• [Work to complete]: Can you output the material exactly as written, minus any pictures it holds?

• [Data for this task]:

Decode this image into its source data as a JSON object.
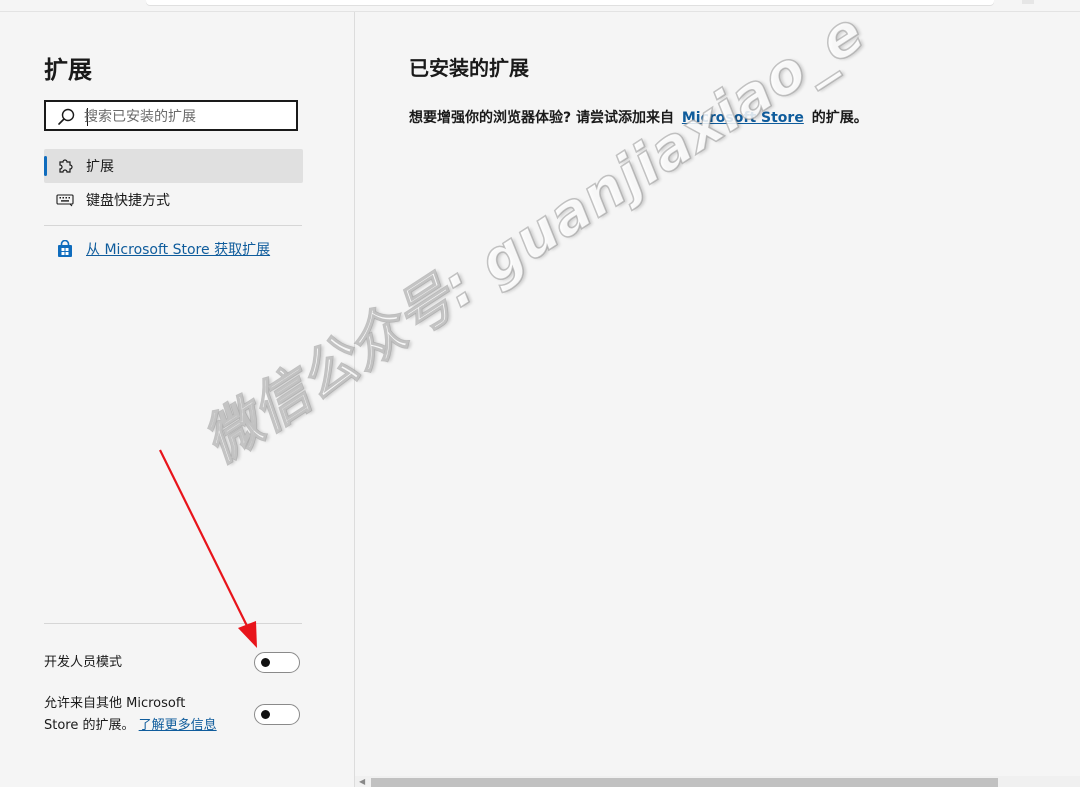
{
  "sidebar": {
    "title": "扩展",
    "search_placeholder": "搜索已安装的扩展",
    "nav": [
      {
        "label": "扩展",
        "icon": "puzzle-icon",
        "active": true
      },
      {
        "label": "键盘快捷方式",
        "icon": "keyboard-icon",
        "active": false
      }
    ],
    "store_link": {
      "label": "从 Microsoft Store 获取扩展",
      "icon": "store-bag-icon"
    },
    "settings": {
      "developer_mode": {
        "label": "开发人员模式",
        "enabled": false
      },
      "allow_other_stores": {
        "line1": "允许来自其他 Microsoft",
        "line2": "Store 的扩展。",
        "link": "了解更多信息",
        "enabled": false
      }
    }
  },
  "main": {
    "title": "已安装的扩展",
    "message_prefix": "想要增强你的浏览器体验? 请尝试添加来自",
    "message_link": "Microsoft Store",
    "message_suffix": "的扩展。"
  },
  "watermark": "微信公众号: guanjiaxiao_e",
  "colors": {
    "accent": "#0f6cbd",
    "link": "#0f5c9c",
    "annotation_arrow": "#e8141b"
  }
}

• [The solution]:
Decode this image into its source data as a JSON object.
{
  "sidebar": {
    "title": "扩展",
    "search_placeholder": "搜索已安装的扩展",
    "nav": [
      {
        "label": "扩展",
        "icon": "puzzle-icon",
        "active": true
      },
      {
        "label": "键盘快捷方式",
        "icon": "keyboard-icon",
        "active": false
      }
    ],
    "store_link": {
      "label": "从 Microsoft Store 获取扩展",
      "icon": "store-bag-icon"
    },
    "settings": {
      "developer_mode": {
        "label": "开发人员模式",
        "enabled": false
      },
      "allow_other_stores": {
        "line1": "允许来自其他 Microsoft",
        "line2": "Store 的扩展。",
        "link": "了解更多信息",
        "enabled": false
      }
    }
  },
  "main": {
    "title": "已安装的扩展",
    "message_prefix": "想要增强你的浏览器体验? 请尝试添加来自",
    "message_link": "Microsoft Store",
    "message_suffix": "的扩展。"
  },
  "watermark": "微信公众号: guanjiaxiao_e",
  "colors": {
    "accent": "#0f6cbd",
    "link": "#0f5c9c",
    "annotation_arrow": "#e8141b"
  }
}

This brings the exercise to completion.